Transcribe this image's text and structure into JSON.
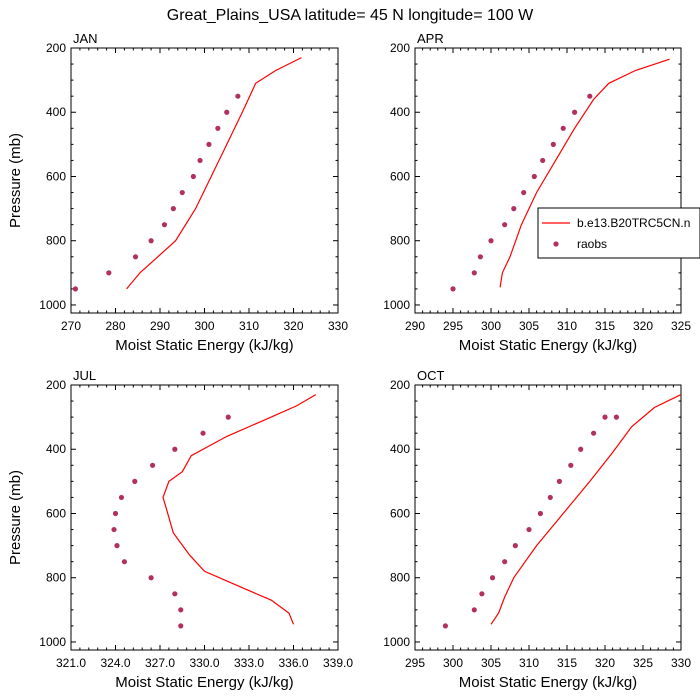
{
  "figure": {
    "title": "Great_Plains_USA  latitude= 45 N longitude= 100 W"
  },
  "chart_data": [
    {
      "type": "line",
      "title": "JAN",
      "xlabel": "Moist Static Energy (kJ/kg)",
      "ylabel": "Pressure (mb)",
      "xlim": [
        270,
        330
      ],
      "ylim": [
        1025,
        200
      ],
      "xticks": [
        270,
        280,
        290,
        300,
        310,
        320,
        330
      ],
      "xtick_labels": [
        "270",
        "280",
        "290",
        "300",
        "310",
        "320",
        "330"
      ],
      "yticks": [
        200,
        400,
        600,
        800,
        1000
      ],
      "ytick_labels": [
        "200",
        "400",
        "600",
        "800",
        "1000"
      ],
      "series": [
        {
          "name": "b.e13.B20TRC5CN.n",
          "kind": "line",
          "color": "#ff0000",
          "x": [
            282.5,
            285.5,
            289.5,
            293.5,
            298.0,
            301.5,
            305.0,
            308.5,
            311.5,
            316.0,
            321.8
          ],
          "y": [
            950,
            900,
            850,
            800,
            700,
            600,
            500,
            400,
            310,
            270,
            230
          ]
        },
        {
          "name": "raobs",
          "kind": "scatter",
          "color": "#b03060",
          "x": [
            271.0,
            278.5,
            284.5,
            288.0,
            291.0,
            293.0,
            295.0,
            297.5,
            299.0,
            301.0,
            303.0,
            305.0,
            307.5
          ],
          "y": [
            950,
            900,
            850,
            800,
            750,
            700,
            650,
            600,
            550,
            500,
            450,
            400,
            350
          ]
        }
      ]
    },
    {
      "type": "line",
      "title": "APR",
      "xlabel": "Moist Static Energy (kJ/kg)",
      "ylabel": "",
      "xlim": [
        290,
        325
      ],
      "ylim": [
        1025,
        200
      ],
      "xticks": [
        290,
        295,
        300,
        305,
        310,
        315,
        320,
        325
      ],
      "xtick_labels": [
        "290",
        "295",
        "300",
        "305",
        "310",
        "315",
        "320",
        "325"
      ],
      "yticks": [
        200,
        400,
        600,
        800,
        1000
      ],
      "ytick_labels": [
        "200",
        "400",
        "600",
        "800",
        "1000"
      ],
      "series": [
        {
          "name": "b.e13.B20TRC5CN.n",
          "kind": "line",
          "color": "#ff0000",
          "x": [
            301.2,
            301.5,
            302.5,
            304.0,
            306.0,
            308.5,
            311.0,
            313.5,
            315.5,
            319.0,
            323.5
          ],
          "y": [
            945,
            900,
            850,
            750,
            650,
            550,
            450,
            360,
            310,
            270,
            235
          ]
        },
        {
          "name": "raobs",
          "kind": "scatter",
          "color": "#b03060",
          "x": [
            295.0,
            297.8,
            298.6,
            300.0,
            301.8,
            303.0,
            304.3,
            305.7,
            306.8,
            308.2,
            309.5,
            311.0,
            313.0
          ],
          "y": [
            950,
            900,
            850,
            800,
            750,
            700,
            650,
            600,
            550,
            500,
            450,
            400,
            350
          ]
        }
      ],
      "legend": {
        "placement": "right",
        "entries": [
          {
            "label": "b.e13.B20TRC5CN.n",
            "marker": "line"
          },
          {
            "label": "raobs",
            "marker": "dot"
          }
        ]
      }
    },
    {
      "type": "line",
      "title": "JUL",
      "xlabel": "Moist Static Energy (kJ/kg)",
      "ylabel": "Pressure (mb)",
      "xlim": [
        321,
        339
      ],
      "ylim": [
        1025,
        200
      ],
      "xticks": [
        321,
        324,
        327,
        330,
        333,
        336,
        339
      ],
      "xtick_labels": [
        "321.0",
        "324.0",
        "327.0",
        "330.0",
        "333.0",
        "336.0",
        "339.0"
      ],
      "yticks": [
        200,
        400,
        600,
        800,
        1000
      ],
      "ytick_labels": [
        "200",
        "400",
        "600",
        "800",
        "1000"
      ],
      "series": [
        {
          "name": "b.e13.B20TRC5CN.n",
          "kind": "line",
          "color": "#ff0000",
          "x": [
            336.0,
            335.7,
            334.5,
            332.0,
            330.0,
            329.0,
            327.9,
            327.4,
            327.2,
            327.6,
            328.5,
            329.1,
            331.5,
            334.0,
            336.2,
            337.5
          ],
          "y": [
            945,
            910,
            870,
            820,
            780,
            730,
            660,
            580,
            550,
            500,
            470,
            420,
            360,
            310,
            265,
            230
          ]
        },
        {
          "name": "raobs",
          "kind": "scatter",
          "color": "#b03060",
          "x": [
            328.4,
            328.4,
            328.0,
            326.4,
            324.6,
            324.1,
            323.9,
            324.0,
            324.4,
            325.3,
            326.5,
            328.0,
            329.9,
            331.6
          ],
          "y": [
            950,
            900,
            850,
            800,
            750,
            700,
            650,
            600,
            550,
            500,
            450,
            400,
            350,
            300
          ]
        }
      ]
    },
    {
      "type": "line",
      "title": "OCT",
      "xlabel": "Moist Static Energy (kJ/kg)",
      "ylabel": "",
      "xlim": [
        295,
        330
      ],
      "ylim": [
        1025,
        200
      ],
      "xticks": [
        295,
        300,
        305,
        310,
        315,
        320,
        325,
        330
      ],
      "xtick_labels": [
        "295",
        "300",
        "305",
        "310",
        "315",
        "320",
        "325",
        "330"
      ],
      "yticks": [
        200,
        400,
        600,
        800,
        1000
      ],
      "ytick_labels": [
        "200",
        "400",
        "600",
        "800",
        "1000"
      ],
      "series": [
        {
          "name": "b.e13.B20TRC5CN.n",
          "kind": "line",
          "color": "#ff0000",
          "x": [
            305.0,
            306.0,
            306.8,
            308.0,
            311.0,
            314.5,
            318.0,
            321.0,
            323.5,
            326.5,
            330.0
          ],
          "y": [
            945,
            910,
            860,
            800,
            700,
            600,
            500,
            410,
            330,
            270,
            230
          ]
        },
        {
          "name": "raobs",
          "kind": "scatter",
          "color": "#b03060",
          "x": [
            299.0,
            302.8,
            303.8,
            305.2,
            306.8,
            308.2,
            310.0,
            311.5,
            312.8,
            314.0,
            315.5,
            316.8,
            318.5,
            320.0,
            321.5
          ],
          "y": [
            950,
            900,
            850,
            800,
            750,
            700,
            650,
            600,
            550,
            500,
            450,
            400,
            350,
            300,
            300
          ]
        }
      ]
    }
  ]
}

__Short problem__.
Repeat the listing in full and exactly. Do not include any images.

__Exercise solution__.
Transcribe this image's text and structure into JSON.
{
  "figure": {
    "title": "Great_Plains_USA  latitude= 45 N longitude= 100 W"
  },
  "chart_data": [
    {
      "type": "line",
      "title": "JAN",
      "xlabel": "Moist Static Energy (kJ/kg)",
      "ylabel": "Pressure (mb)",
      "xlim": [
        270,
        330
      ],
      "ylim": [
        1025,
        200
      ],
      "xticks": [
        270,
        280,
        290,
        300,
        310,
        320,
        330
      ],
      "xtick_labels": [
        "270",
        "280",
        "290",
        "300",
        "310",
        "320",
        "330"
      ],
      "yticks": [
        200,
        400,
        600,
        800,
        1000
      ],
      "ytick_labels": [
        "200",
        "400",
        "600",
        "800",
        "1000"
      ],
      "series": [
        {
          "name": "b.e13.B20TRC5CN.n",
          "kind": "line",
          "color": "#ff0000",
          "x": [
            282.5,
            285.5,
            289.5,
            293.5,
            298.0,
            301.5,
            305.0,
            308.5,
            311.5,
            316.0,
            321.8
          ],
          "y": [
            950,
            900,
            850,
            800,
            700,
            600,
            500,
            400,
            310,
            270,
            230
          ]
        },
        {
          "name": "raobs",
          "kind": "scatter",
          "color": "#b03060",
          "x": [
            271.0,
            278.5,
            284.5,
            288.0,
            291.0,
            293.0,
            295.0,
            297.5,
            299.0,
            301.0,
            303.0,
            305.0,
            307.5
          ],
          "y": [
            950,
            900,
            850,
            800,
            750,
            700,
            650,
            600,
            550,
            500,
            450,
            400,
            350
          ]
        }
      ]
    },
    {
      "type": "line",
      "title": "APR",
      "xlabel": "Moist Static Energy (kJ/kg)",
      "ylabel": "",
      "xlim": [
        290,
        325
      ],
      "ylim": [
        1025,
        200
      ],
      "xticks": [
        290,
        295,
        300,
        305,
        310,
        315,
        320,
        325
      ],
      "xtick_labels": [
        "290",
        "295",
        "300",
        "305",
        "310",
        "315",
        "320",
        "325"
      ],
      "yticks": [
        200,
        400,
        600,
        800,
        1000
      ],
      "ytick_labels": [
        "200",
        "400",
        "600",
        "800",
        "1000"
      ],
      "series": [
        {
          "name": "b.e13.B20TRC5CN.n",
          "kind": "line",
          "color": "#ff0000",
          "x": [
            301.2,
            301.5,
            302.5,
            304.0,
            306.0,
            308.5,
            311.0,
            313.5,
            315.5,
            319.0,
            323.5
          ],
          "y": [
            945,
            900,
            850,
            750,
            650,
            550,
            450,
            360,
            310,
            270,
            235
          ]
        },
        {
          "name": "raobs",
          "kind": "scatter",
          "color": "#b03060",
          "x": [
            295.0,
            297.8,
            298.6,
            300.0,
            301.8,
            303.0,
            304.3,
            305.7,
            306.8,
            308.2,
            309.5,
            311.0,
            313.0
          ],
          "y": [
            950,
            900,
            850,
            800,
            750,
            700,
            650,
            600,
            550,
            500,
            450,
            400,
            350
          ]
        }
      ],
      "legend": {
        "placement": "right",
        "entries": [
          {
            "label": "b.e13.B20TRC5CN.n",
            "marker": "line"
          },
          {
            "label": "raobs",
            "marker": "dot"
          }
        ]
      }
    },
    {
      "type": "line",
      "title": "JUL",
      "xlabel": "Moist Static Energy (kJ/kg)",
      "ylabel": "Pressure (mb)",
      "xlim": [
        321,
        339
      ],
      "ylim": [
        1025,
        200
      ],
      "xticks": [
        321,
        324,
        327,
        330,
        333,
        336,
        339
      ],
      "xtick_labels": [
        "321.0",
        "324.0",
        "327.0",
        "330.0",
        "333.0",
        "336.0",
        "339.0"
      ],
      "yticks": [
        200,
        400,
        600,
        800,
        1000
      ],
      "ytick_labels": [
        "200",
        "400",
        "600",
        "800",
        "1000"
      ],
      "series": [
        {
          "name": "b.e13.B20TRC5CN.n",
          "kind": "line",
          "color": "#ff0000",
          "x": [
            336.0,
            335.7,
            334.5,
            332.0,
            330.0,
            329.0,
            327.9,
            327.4,
            327.2,
            327.6,
            328.5,
            329.1,
            331.5,
            334.0,
            336.2,
            337.5
          ],
          "y": [
            945,
            910,
            870,
            820,
            780,
            730,
            660,
            580,
            550,
            500,
            470,
            420,
            360,
            310,
            265,
            230
          ]
        },
        {
          "name": "raobs",
          "kind": "scatter",
          "color": "#b03060",
          "x": [
            328.4,
            328.4,
            328.0,
            326.4,
            324.6,
            324.1,
            323.9,
            324.0,
            324.4,
            325.3,
            326.5,
            328.0,
            329.9,
            331.6
          ],
          "y": [
            950,
            900,
            850,
            800,
            750,
            700,
            650,
            600,
            550,
            500,
            450,
            400,
            350,
            300
          ]
        }
      ]
    },
    {
      "type": "line",
      "title": "OCT",
      "xlabel": "Moist Static Energy (kJ/kg)",
      "ylabel": "",
      "xlim": [
        295,
        330
      ],
      "ylim": [
        1025,
        200
      ],
      "xticks": [
        295,
        300,
        305,
        310,
        315,
        320,
        325,
        330
      ],
      "xtick_labels": [
        "295",
        "300",
        "305",
        "310",
        "315",
        "320",
        "325",
        "330"
      ],
      "yticks": [
        200,
        400,
        600,
        800,
        1000
      ],
      "ytick_labels": [
        "200",
        "400",
        "600",
        "800",
        "1000"
      ],
      "series": [
        {
          "name": "b.e13.B20TRC5CN.n",
          "kind": "line",
          "color": "#ff0000",
          "x": [
            305.0,
            306.0,
            306.8,
            308.0,
            311.0,
            314.5,
            318.0,
            321.0,
            323.5,
            326.5,
            330.0
          ],
          "y": [
            945,
            910,
            860,
            800,
            700,
            600,
            500,
            410,
            330,
            270,
            230
          ]
        },
        {
          "name": "raobs",
          "kind": "scatter",
          "color": "#b03060",
          "x": [
            299.0,
            302.8,
            303.8,
            305.2,
            306.8,
            308.2,
            310.0,
            311.5,
            312.8,
            314.0,
            315.5,
            316.8,
            318.5,
            320.0,
            321.5
          ],
          "y": [
            950,
            900,
            850,
            800,
            750,
            700,
            650,
            600,
            550,
            500,
            450,
            400,
            350,
            300,
            300
          ]
        }
      ]
    }
  ]
}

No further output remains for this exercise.